• THE EXERCISE: Where a line holds "kifelé", copy it.

• EXERCISE MATERIALS:
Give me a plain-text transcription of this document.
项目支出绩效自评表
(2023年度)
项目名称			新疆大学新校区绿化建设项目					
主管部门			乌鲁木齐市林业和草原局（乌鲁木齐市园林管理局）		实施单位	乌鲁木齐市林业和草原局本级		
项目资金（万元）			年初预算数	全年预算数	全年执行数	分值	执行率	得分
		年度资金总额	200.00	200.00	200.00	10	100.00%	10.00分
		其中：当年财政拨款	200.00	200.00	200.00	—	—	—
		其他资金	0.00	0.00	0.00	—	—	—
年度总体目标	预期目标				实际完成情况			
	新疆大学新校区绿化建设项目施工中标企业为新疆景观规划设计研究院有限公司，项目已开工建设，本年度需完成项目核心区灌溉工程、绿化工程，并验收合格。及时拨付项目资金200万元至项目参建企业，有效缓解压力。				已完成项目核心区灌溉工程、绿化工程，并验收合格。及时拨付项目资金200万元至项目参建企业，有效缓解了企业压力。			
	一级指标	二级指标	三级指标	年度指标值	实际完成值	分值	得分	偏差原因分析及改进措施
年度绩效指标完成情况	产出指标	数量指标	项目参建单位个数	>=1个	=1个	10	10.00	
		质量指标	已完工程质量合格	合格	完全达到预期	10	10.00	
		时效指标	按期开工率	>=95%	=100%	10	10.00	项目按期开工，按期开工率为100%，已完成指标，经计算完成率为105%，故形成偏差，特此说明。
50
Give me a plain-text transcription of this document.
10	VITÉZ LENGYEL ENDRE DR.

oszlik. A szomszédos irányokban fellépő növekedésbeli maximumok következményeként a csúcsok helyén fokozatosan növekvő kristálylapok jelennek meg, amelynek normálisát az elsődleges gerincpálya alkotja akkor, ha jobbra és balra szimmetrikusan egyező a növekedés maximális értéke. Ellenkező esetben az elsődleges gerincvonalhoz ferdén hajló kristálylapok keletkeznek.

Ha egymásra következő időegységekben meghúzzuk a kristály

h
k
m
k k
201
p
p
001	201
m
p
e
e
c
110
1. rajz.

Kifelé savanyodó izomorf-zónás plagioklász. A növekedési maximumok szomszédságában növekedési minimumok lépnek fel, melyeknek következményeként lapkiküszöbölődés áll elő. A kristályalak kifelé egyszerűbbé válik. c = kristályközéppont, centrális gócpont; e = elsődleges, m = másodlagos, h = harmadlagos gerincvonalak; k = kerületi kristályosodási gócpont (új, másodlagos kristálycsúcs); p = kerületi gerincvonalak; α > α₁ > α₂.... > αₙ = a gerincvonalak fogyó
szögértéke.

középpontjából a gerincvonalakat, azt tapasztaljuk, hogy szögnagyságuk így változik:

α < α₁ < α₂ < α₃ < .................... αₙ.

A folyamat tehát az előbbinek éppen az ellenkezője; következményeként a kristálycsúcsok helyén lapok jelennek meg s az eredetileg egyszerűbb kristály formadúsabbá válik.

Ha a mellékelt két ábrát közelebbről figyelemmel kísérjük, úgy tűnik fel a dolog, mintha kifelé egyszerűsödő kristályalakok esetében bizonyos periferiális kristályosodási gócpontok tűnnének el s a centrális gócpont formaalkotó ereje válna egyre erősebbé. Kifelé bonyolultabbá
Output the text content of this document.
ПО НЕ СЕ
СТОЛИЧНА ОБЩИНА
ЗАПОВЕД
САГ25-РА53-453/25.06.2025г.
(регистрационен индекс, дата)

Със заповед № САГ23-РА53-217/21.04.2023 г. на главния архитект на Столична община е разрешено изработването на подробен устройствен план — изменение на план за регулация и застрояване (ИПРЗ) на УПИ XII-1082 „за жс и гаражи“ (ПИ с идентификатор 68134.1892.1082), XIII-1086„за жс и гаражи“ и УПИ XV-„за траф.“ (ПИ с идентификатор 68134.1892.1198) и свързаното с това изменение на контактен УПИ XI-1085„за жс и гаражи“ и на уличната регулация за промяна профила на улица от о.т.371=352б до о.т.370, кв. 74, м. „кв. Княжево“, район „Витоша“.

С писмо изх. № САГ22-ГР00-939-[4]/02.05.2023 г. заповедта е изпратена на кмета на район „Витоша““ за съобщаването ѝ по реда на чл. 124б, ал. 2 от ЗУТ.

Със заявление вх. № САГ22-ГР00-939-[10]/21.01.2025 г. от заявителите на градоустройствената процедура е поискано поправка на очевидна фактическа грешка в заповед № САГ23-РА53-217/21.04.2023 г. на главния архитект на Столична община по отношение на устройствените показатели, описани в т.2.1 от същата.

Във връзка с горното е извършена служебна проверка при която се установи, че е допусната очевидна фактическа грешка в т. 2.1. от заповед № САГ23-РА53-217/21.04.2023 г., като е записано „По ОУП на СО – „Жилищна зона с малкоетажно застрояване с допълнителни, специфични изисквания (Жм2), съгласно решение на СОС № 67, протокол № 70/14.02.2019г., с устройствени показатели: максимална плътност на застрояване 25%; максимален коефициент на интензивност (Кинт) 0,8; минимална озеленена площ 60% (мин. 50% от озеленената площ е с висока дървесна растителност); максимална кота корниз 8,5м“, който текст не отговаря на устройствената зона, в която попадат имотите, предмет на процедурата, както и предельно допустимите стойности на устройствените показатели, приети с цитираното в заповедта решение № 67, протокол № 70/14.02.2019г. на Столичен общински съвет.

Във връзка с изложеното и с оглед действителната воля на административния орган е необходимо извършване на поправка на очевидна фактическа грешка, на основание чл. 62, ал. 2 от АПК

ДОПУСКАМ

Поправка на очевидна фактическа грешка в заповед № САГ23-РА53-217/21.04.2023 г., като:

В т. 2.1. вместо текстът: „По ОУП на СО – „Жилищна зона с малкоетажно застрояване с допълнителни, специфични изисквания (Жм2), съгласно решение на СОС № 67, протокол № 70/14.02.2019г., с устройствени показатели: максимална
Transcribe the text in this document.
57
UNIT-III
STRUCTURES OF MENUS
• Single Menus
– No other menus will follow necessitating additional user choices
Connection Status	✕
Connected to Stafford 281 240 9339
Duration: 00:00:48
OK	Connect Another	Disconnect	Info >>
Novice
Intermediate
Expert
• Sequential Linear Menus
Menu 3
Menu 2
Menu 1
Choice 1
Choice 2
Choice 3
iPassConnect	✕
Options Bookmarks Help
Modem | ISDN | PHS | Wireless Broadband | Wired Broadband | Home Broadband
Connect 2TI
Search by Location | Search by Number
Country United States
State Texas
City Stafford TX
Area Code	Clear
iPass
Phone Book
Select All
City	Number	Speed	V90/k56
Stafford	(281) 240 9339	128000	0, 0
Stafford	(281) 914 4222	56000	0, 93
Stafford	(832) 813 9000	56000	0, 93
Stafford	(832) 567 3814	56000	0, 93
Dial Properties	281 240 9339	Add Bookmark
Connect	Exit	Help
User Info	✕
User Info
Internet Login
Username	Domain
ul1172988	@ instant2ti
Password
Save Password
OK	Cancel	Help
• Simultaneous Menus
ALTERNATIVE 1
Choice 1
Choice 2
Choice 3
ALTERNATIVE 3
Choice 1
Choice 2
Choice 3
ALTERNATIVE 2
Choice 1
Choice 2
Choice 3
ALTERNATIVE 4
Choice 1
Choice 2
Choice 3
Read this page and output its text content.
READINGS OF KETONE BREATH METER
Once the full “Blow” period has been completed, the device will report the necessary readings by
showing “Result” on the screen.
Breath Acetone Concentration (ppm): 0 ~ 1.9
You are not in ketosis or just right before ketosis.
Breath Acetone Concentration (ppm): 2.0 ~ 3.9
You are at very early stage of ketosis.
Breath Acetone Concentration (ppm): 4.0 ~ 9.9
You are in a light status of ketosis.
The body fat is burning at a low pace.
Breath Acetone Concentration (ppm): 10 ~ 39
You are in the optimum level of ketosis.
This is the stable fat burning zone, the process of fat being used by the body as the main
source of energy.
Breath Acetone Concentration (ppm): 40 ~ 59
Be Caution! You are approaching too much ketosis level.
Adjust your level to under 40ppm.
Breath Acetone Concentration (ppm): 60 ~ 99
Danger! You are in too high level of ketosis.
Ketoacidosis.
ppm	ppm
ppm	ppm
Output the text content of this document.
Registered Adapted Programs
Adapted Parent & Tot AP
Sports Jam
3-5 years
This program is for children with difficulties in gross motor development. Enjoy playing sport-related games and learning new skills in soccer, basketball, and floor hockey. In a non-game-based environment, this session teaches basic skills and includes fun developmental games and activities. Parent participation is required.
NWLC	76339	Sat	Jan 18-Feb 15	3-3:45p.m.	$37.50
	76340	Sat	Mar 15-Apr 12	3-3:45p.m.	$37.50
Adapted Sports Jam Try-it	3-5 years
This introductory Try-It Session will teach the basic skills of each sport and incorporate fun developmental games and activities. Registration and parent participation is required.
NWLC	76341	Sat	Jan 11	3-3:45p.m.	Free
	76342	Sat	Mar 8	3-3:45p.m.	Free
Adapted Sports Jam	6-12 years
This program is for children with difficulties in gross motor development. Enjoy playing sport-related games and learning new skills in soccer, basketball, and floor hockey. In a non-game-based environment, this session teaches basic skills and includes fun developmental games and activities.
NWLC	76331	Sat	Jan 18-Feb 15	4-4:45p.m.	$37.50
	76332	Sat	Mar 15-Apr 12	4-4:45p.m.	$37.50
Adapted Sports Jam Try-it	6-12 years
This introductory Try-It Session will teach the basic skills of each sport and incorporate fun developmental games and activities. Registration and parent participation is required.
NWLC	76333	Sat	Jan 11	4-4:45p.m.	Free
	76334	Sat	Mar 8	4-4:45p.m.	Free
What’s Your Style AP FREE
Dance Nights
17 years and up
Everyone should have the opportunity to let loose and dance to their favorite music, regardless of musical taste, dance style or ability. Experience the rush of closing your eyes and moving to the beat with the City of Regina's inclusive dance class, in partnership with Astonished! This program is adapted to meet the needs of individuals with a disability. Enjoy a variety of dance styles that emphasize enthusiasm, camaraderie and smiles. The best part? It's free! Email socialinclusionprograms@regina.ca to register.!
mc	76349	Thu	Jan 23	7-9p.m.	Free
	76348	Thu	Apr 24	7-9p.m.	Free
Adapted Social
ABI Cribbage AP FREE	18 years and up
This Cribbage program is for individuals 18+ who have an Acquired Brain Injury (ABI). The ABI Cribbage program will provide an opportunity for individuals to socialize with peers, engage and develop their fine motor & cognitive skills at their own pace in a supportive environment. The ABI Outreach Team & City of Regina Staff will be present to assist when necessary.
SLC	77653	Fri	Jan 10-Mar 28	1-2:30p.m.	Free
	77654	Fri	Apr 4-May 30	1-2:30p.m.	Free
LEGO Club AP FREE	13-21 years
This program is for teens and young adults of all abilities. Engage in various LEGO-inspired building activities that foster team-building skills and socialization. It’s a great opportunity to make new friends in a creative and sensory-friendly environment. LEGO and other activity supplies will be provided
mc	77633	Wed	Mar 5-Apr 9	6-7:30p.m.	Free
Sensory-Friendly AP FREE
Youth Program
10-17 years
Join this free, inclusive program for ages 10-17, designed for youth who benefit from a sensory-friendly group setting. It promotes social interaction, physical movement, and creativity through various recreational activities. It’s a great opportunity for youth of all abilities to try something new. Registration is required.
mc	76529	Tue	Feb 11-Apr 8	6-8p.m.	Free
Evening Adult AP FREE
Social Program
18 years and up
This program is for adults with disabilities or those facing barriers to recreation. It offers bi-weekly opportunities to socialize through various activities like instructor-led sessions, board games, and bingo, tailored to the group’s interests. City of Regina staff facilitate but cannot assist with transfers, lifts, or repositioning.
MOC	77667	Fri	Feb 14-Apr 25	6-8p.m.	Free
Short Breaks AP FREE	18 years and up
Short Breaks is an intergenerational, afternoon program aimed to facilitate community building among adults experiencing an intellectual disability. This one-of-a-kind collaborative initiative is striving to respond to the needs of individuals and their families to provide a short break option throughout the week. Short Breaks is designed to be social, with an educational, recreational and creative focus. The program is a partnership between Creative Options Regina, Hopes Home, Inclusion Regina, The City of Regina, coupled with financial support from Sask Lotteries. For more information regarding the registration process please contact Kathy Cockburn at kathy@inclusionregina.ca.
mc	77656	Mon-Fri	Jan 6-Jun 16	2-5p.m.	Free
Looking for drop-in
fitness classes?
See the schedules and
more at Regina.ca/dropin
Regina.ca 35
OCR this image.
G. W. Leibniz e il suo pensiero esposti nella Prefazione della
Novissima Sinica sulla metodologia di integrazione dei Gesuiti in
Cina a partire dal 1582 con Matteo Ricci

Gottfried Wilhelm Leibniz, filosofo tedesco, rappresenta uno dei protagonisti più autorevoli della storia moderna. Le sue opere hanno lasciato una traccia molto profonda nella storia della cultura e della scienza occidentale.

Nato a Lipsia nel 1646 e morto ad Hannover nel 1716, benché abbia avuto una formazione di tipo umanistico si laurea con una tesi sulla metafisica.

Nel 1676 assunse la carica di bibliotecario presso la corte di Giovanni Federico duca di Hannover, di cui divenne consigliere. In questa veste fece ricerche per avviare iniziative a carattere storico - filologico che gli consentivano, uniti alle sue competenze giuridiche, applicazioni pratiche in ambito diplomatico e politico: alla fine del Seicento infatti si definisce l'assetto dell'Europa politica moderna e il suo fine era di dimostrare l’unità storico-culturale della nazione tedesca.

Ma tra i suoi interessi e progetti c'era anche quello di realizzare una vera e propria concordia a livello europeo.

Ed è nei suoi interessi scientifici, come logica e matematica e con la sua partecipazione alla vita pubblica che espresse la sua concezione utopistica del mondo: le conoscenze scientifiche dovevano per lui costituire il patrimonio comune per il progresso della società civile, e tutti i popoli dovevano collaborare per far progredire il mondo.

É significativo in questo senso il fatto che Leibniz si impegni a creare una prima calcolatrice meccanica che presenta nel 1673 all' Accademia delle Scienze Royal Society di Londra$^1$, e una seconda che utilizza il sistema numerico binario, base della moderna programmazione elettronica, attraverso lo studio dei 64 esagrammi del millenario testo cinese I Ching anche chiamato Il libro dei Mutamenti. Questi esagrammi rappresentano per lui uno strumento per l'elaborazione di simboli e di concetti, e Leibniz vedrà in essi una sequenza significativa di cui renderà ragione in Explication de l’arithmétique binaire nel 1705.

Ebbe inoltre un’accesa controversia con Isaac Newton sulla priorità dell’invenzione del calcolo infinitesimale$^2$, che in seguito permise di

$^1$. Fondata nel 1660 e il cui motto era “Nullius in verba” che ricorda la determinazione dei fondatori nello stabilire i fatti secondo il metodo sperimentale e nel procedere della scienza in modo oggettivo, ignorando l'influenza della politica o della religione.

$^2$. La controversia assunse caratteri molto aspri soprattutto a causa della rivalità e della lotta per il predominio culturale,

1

• COMPLETE OUTPUT:
Kifelé savanyodó izomorf-zónás plagioklász. A növekedési maximumok szomszédságában növekedési minimumok lépnek fel, melyeknek következményeként lapkiküszöbölődés áll elő. A kristályalak kifelé egyszerűbbé válik. c = kristályközéppont, centrális gócpont; e = elsődleges, m = másodlagos, h = harmadlagos gerincvonalak; k = kerületi kristályosodási gócpont (új, másodlagos kristálycsúcs); p = kerületi gerincvonalak; α > α₁ > α₂.... > αₙ = a gerincvonalak fogyó
Ha a mellékelt két ábrát közelebbről figyelemmel kísérjük, úgy tűnik fel a dolog, mintha kifelé egyszerűsödő kristályalakok esetében bizonyos periferiális kristályosodási gócpontok tűnnének el s a centrális gócpont formaalkotó ereje válna egyre erősebbé. Kifelé bonyolultabbá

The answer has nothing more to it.